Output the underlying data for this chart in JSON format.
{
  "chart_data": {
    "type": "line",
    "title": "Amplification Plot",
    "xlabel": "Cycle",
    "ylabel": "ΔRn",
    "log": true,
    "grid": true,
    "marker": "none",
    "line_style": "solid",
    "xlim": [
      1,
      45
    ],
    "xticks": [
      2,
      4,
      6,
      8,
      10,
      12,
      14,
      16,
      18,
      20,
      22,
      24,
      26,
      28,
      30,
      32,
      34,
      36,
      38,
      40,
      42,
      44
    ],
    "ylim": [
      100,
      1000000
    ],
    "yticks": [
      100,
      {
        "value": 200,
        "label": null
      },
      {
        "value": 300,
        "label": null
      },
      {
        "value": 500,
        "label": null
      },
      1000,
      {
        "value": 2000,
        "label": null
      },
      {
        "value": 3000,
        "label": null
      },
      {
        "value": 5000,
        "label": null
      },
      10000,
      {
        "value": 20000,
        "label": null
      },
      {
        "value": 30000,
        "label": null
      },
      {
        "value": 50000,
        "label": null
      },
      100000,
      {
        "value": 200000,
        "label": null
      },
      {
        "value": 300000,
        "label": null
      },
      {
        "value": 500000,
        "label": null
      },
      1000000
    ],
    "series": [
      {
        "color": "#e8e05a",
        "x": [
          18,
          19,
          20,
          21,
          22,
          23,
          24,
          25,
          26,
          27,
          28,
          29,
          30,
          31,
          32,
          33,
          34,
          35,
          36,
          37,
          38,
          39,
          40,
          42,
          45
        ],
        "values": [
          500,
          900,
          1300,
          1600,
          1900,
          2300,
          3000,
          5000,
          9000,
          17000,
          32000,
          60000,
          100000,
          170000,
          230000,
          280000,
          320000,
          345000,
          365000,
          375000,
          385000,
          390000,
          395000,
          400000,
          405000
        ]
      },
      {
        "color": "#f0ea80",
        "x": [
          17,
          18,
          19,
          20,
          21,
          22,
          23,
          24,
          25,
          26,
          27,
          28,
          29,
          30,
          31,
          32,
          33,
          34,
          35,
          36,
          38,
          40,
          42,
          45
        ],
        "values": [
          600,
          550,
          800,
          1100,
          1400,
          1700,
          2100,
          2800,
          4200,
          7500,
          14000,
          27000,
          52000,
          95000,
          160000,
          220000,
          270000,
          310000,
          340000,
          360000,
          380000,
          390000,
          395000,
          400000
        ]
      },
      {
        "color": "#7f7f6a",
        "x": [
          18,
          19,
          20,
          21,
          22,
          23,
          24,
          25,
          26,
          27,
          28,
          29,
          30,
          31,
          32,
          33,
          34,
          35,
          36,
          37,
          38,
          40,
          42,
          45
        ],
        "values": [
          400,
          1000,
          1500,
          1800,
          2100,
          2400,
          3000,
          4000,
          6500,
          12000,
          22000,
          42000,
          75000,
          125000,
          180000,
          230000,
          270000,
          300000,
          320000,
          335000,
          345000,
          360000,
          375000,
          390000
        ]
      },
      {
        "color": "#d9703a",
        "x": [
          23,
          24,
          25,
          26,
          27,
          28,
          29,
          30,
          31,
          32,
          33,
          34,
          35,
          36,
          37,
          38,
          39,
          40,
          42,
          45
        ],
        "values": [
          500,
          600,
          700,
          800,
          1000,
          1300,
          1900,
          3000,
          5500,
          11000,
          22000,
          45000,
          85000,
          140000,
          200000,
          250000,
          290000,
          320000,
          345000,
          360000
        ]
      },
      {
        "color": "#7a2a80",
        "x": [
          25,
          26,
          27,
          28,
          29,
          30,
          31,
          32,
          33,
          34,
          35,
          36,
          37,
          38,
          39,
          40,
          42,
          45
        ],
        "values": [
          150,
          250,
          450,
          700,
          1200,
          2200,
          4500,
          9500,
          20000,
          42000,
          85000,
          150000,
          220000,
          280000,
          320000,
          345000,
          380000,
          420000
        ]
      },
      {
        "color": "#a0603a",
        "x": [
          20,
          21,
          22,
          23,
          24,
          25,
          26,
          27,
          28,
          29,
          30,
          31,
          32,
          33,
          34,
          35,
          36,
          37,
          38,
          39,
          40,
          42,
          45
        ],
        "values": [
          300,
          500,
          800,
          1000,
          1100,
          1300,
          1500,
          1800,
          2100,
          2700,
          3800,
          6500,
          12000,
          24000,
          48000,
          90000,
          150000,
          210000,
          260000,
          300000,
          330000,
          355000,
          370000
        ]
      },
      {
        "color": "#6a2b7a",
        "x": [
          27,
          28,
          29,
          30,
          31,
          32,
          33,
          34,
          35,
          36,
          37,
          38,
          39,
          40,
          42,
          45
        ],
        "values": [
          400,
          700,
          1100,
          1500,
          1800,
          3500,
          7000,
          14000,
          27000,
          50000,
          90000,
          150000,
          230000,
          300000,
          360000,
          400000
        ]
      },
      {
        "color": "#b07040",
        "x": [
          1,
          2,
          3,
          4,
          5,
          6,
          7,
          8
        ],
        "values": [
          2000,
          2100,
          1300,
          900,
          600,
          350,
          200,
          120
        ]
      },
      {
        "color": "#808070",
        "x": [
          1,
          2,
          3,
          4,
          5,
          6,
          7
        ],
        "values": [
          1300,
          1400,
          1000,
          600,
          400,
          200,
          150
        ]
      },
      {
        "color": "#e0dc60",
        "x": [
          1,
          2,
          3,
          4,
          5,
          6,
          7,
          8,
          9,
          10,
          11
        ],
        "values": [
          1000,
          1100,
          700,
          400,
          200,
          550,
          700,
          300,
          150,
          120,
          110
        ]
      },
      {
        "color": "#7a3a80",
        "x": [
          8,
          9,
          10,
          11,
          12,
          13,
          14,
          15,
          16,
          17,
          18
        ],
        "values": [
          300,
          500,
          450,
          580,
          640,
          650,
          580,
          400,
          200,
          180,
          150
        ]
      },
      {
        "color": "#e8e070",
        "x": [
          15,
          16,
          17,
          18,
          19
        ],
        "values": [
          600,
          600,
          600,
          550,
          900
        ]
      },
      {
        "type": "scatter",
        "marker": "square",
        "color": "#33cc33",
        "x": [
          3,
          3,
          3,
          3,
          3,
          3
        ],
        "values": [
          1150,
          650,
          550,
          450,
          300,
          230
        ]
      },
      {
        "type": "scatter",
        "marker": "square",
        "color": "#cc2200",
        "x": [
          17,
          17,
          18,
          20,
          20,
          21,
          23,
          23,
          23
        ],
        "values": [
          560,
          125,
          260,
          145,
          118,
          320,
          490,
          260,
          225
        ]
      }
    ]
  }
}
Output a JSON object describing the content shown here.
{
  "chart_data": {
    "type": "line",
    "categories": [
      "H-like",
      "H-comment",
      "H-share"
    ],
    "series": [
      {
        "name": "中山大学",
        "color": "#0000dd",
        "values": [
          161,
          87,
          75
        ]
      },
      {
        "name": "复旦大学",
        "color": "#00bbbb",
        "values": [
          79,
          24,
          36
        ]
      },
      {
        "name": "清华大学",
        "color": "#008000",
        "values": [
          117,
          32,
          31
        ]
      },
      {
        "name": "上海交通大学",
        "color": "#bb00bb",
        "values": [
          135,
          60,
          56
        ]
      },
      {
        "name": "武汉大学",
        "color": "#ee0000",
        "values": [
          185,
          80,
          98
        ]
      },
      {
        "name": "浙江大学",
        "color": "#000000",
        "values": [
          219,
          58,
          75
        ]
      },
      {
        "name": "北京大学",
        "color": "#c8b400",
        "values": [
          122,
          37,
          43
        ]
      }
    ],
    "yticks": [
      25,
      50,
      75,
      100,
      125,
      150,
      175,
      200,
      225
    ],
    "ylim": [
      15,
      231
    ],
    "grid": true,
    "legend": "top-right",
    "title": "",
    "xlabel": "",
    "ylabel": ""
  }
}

################

__Job__.
Retype the entries exactly, including every line.

__Response to the task__.
Output the underlying data for this chart in JSON format.
{
  "chart_data": {
    "type": "line",
    "title": "Amplification Plot",
    "xlabel": "Cycle",
    "ylabel": "ΔRn",
    "log": true,
    "grid": true,
    "marker": "none",
    "line_style": "solid",
    "xlim": [
      1,
      45
    ],
    "xticks": [
      2,
      4,
      6,
      8,
      10,
      12,
      14,
      16,
      18,
      20,
      22,
      24,
      26,
      28,
      30,
      32,
      34,
      36,
      38,
      40,
      42,
      44
    ],
    "ylim": [
      100,
      1000000
    ],
    "yticks": [
      100,
      {
        "value": 200,
        "label": null
      },
      {
        "value": 300,
        "label": null
      },
      {
        "value": 500,
        "label": null
      },
      1000,
      {
        "value": 2000,
        "label": null
      },
      {
        "value": 3000,
        "label": null
      },
      {
        "value": 5000,
        "label": null
      },
      10000,
      {
        "value": 20000,
        "label": null
      },
      {
        "value": 30000,
        "label": null
      },
      {
        "value": 50000,
        "label": null
      },
      100000,
      {
        "value": 200000,
        "label": null
      },
      {
        "value": 300000,
        "label": null
      },
      {
        "value": 500000,
        "label": null
      },
      1000000
    ],
    "series": [
      {
        "color": "#e8e05a",
        "x": [
          18,
          19,
          20,
          21,
          22,
          23,
          24,
          25,
          26,
          27,
          28,
          29,
          30,
          31,
          32,
          33,
          34,
          35,
          36,
          37,
          38,
          39,
          40,
          42,
          45
        ],
        "values": [
          500,
          900,
          1300,
          1600,
          1900,
          2300,
          3000,
          5000,
          9000,
          17000,
          32000,
          60000,
          100000,
          170000,
          230000,
          280000,
          320000,
          345000,
          365000,
          375000,
          385000,
          390000,
          395000,
          400000,
          405000
        ]
      },
      {
        "color": "#f0ea80",
        "x": [
          17,
          18,
          19,
          20,
          21,
          22,
          23,
          24,
          25,
          26,
          27,
          28,
          29,
          30,
          31,
          32,
          33,
          34,
          35,
          36,
          38,
          40,
          42,
          45
        ],
        "values": [
          600,
          550,
          800,
          1100,
          1400,
          1700,
          2100,
          2800,
          4200,
          7500,
          14000,
          27000,
          52000,
          95000,
          160000,
          220000,
          270000,
          310000,
          340000,
          360000,
          380000,
          390000,
          395000,
          400000
        ]
      },
      {
        "color": "#7f7f6a",
        "x": [
          18,
          19,
          20,
          21,
          22,
          23,
          24,
          25,
          26,
          27,
          28,
          29,
          30,
          31,
          32,
          33,
          34,
          35,
          36,
          37,
          38,
          40,
          42,
          45
        ],
        "values": [
          400,
          1000,
          1500,
          1800,
          2100,
          2400,
          3000,
          4000,
          6500,
          12000,
          22000,
          42000,
          75000,
          125000,
          180000,
          230000,
          270000,
          300000,
          320000,
          335000,
          345000,
          360000,
          375000,
          390000
        ]
      },
      {
        "color": "#d9703a",
        "x": [
          23,
          24,
          25,
          26,
          27,
          28,
          29,
          30,
          31,
          32,
          33,
          34,
          35,
          36,
          37,
          38,
          39,
          40,
          42,
          45
        ],
        "values": [
          500,
          600,
          700,
          800,
          1000,
          1300,
          1900,
          3000,
          5500,
          11000,
          22000,
          45000,
          85000,
          140000,
          200000,
          250000,
          290000,
          320000,
          345000,
          360000
        ]
      },
      {
        "color": "#7a2a80",
        "x": [
          25,
          26,
          27,
          28,
          29,
          30,
          31,
          32,
          33,
          34,
          35,
          36,
          37,
          38,
          39,
          40,
          42,
          45
        ],
        "values": [
          150,
          250,
          450,
          700,
          1200,
          2200,
          4500,
          9500,
          20000,
          42000,
          85000,
          150000,
          220000,
          280000,
          320000,
          345000,
          380000,
          420000
        ]
      },
      {
        "color": "#a0603a",
        "x": [
          20,
          21,
          22,
          23,
          24,
          25,
          26,
          27,
          28,
          29,
          30,
          31,
          32,
          33,
          34,
          35,
          36,
          37,
          38,
          39,
          40,
          42,
          45
        ],
        "values": [
          300,
          500,
          800,
          1000,
          1100,
          1300,
          1500,
          1800,
          2100,
          2700,
          3800,
          6500,
          12000,
          24000,
          48000,
          90000,
          150000,
          210000,
          260000,
          300000,
          330000,
          355000,
          370000
        ]
      },
      {
        "color": "#6a2b7a",
        "x": [
          27,
          28,
          29,
          30,
          31,
          32,
          33,
          34,
          35,
          36,
          37,
          38,
          39,
          40,
          42,
          45
        ],
        "values": [
          400,
          700,
          1100,
          1500,
          1800,
          3500,
          7000,
          14000,
          27000,
          50000,
          90000,
          150000,
          230000,
          300000,
          360000,
          400000
        ]
      },
      {
        "color": "#b07040",
        "x": [
          1,
          2,
          3,
          4,
          5,
          6,
          7,
          8
        ],
        "values": [
          2000,
          2100,
          1300,
          900,
          600,
          350,
          200,
          120
        ]
      },
      {
        "color": "#808070",
        "x": [
          1,
          2,
          3,
          4,
          5,
          6,
          7
        ],
        "values": [
          1300,
          1400,
          1000,
          600,
          400,
          200,
          150
        ]
      },
      {
        "color": "#e0dc60",
        "x": [
          1,
          2,
          3,
          4,
          5,
          6,
          7,
          8,
          9,
          10,
          11
        ],
        "values": [
          1000,
          1100,
          700,
          400,
          200,
          550,
          700,
          300,
          150,
          120,
          110
        ]
      },
      {
        "color": "#7a3a80",
        "x": [
          8,
          9,
          10,
          11,
          12,
          13,
          14,
          15,
          16,
          17,
          18
        ],
        "values": [
          300,
          500,
          450,
          580,
          640,
          650,
          580,
          400,
          200,
          180,
          150
        ]
      },
      {
        "color": "#e8e070",
        "x": [
          15,
          16,
          17,
          18,
          19
        ],
        "values": [
          600,
          600,
          600,
          550,
          900
        ]
      },
      {
        "type": "scatter",
        "marker": "square",
        "color": "#33cc33",
        "x": [
          3,
          3,
          3,
          3,
          3,
          3
        ],
        "values": [
          1150,
          650,
          550,
          450,
          300,
          230
        ]
      },
      {
        "type": "scatter",
        "marker": "square",
        "color": "#cc2200",
        "x": [
          17,
          17,
          18,
          20,
          20,
          21,
          23,
          23,
          23
        ],
        "values": [
          560,
          125,
          260,
          145,
          118,
          320,
          490,
          260,
          225
        ]
      }
    ]
  }
}
Output a JSON object describing the content shown here.
{
  "chart_data": {
    "type": "line",
    "categories": [
      "H-like",
      "H-comment",
      "H-share"
    ],
    "series": [
      {
        "name": "中山大学",
        "color": "#0000dd",
        "values": [
          161,
          87,
          75
        ]
      },
      {
        "name": "复旦大学",
        "color": "#00bbbb",
        "values": [
          79,
          24,
          36
        ]
      },
      {
        "name": "清华大学",
        "color": "#008000",
        "values": [
          117,
          32,
          31
        ]
      },
      {
        "name": "上海交通大学",
        "color": "#bb00bb",
        "values": [
          135,
          60,
          56
        ]
      },
      {
        "name": "武汉大学",
        "color": "#ee0000",
        "values": [
          185,
          80,
          98
        ]
      },
      {
        "name": "浙江大学",
        "color": "#000000",
        "values": [
          219,
          58,
          75
        ]
      },
      {
        "name": "北京大学",
        "color": "#c8b400",
        "values": [
          122,
          37,
          43
        ]
      }
    ],
    "yticks": [
      25,
      50,
      75,
      100,
      125,
      150,
      175,
      200,
      225
    ],
    "ylim": [
      15,
      231
    ],
    "grid": true,
    "legend": "top-right",
    "title": "",
    "xlabel": "",
    "ylabel": ""
  }
}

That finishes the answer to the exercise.